- Instructions for the task -
Each line that holds the word "source" counts once; report how many lines do so and nothing else.

Data listing
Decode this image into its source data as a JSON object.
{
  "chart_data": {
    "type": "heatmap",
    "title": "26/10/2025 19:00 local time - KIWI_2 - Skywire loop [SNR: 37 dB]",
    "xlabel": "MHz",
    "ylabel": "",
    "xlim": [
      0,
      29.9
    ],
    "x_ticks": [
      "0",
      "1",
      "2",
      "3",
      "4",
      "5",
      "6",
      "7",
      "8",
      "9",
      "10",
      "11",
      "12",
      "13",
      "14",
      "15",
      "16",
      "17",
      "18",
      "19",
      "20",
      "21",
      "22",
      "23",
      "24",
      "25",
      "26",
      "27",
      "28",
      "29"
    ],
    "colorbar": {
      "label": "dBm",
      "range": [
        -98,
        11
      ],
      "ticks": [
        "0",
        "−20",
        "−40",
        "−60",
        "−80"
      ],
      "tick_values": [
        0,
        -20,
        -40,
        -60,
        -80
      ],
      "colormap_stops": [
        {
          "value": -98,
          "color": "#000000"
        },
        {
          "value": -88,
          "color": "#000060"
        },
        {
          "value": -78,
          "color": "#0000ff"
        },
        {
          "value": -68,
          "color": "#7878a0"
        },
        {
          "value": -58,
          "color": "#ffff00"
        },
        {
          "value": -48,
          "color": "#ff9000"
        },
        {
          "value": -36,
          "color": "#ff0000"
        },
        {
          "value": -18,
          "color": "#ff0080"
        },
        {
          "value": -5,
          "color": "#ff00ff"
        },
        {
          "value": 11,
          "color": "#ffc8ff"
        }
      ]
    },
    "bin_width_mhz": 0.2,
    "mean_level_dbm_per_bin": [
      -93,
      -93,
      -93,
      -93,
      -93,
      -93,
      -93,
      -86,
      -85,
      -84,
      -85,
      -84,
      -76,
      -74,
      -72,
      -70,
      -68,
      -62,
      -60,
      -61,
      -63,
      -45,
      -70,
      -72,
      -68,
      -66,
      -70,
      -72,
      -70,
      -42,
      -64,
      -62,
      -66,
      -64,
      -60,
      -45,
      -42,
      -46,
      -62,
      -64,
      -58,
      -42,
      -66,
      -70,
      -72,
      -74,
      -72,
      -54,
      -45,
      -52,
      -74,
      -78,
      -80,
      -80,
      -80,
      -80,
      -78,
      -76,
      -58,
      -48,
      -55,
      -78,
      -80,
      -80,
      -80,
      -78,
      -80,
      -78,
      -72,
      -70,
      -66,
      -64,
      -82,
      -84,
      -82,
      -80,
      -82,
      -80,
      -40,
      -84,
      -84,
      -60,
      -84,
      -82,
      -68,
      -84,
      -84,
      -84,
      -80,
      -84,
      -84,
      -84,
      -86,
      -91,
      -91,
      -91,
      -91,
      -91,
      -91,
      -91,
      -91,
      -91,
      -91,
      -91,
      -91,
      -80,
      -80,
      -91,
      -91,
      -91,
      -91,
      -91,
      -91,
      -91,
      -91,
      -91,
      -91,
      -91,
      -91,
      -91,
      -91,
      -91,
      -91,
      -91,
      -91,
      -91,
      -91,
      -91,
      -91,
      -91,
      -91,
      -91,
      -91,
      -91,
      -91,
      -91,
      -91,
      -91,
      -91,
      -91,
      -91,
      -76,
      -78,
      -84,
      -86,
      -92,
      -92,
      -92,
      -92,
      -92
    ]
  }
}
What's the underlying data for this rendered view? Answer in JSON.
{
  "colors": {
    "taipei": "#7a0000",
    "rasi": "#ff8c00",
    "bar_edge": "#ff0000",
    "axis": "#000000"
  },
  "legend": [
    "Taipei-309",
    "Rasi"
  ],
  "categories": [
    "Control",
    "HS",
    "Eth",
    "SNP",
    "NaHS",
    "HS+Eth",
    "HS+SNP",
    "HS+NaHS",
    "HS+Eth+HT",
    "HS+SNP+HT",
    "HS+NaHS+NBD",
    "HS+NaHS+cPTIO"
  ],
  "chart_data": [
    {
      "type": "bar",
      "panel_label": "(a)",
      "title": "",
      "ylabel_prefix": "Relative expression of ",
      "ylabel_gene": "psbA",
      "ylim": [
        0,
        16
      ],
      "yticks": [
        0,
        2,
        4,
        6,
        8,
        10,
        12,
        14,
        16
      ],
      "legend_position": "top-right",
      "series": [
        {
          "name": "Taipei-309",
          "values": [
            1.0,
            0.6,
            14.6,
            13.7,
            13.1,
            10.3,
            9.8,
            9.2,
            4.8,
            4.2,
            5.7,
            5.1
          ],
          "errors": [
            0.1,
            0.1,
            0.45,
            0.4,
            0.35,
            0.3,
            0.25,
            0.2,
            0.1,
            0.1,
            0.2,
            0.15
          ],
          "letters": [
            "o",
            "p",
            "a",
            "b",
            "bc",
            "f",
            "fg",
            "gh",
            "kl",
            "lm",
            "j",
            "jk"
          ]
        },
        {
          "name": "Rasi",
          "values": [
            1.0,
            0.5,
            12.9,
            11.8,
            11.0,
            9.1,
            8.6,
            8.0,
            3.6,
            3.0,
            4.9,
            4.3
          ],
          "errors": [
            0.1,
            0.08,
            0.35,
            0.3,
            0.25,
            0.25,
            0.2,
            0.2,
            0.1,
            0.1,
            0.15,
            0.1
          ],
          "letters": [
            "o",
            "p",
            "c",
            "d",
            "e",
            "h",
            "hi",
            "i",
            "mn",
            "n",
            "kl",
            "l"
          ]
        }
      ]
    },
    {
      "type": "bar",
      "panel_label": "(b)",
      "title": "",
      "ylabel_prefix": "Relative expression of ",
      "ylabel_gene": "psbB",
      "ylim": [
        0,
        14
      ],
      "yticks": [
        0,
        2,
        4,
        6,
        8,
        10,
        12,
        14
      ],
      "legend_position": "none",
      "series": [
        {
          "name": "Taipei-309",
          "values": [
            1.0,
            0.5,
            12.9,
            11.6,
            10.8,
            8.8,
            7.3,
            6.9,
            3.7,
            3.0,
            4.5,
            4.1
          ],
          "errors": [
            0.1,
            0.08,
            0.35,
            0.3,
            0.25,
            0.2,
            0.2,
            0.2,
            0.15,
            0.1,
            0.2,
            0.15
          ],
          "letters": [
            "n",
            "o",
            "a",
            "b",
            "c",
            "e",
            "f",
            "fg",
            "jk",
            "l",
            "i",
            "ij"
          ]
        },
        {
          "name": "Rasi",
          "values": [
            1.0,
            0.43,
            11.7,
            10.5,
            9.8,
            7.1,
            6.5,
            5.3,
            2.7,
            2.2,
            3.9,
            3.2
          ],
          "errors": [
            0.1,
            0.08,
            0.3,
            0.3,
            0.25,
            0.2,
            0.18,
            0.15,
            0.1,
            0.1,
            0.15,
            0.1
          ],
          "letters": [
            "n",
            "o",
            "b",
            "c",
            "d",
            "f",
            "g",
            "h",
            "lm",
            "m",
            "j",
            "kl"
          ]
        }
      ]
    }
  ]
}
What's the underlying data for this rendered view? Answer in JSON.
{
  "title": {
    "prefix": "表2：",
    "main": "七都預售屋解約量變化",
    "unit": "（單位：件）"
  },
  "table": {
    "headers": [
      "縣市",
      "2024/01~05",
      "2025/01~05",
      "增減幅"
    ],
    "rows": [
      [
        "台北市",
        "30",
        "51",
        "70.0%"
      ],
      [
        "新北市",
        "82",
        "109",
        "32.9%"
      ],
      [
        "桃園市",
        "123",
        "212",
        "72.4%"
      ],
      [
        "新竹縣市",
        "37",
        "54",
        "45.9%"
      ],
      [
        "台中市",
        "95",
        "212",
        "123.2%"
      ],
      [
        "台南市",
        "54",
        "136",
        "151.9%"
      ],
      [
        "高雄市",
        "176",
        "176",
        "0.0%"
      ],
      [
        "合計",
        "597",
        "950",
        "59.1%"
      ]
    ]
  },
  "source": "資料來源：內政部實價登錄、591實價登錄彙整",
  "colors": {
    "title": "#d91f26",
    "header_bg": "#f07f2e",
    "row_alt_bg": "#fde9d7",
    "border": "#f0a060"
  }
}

- Solution to the problem -
2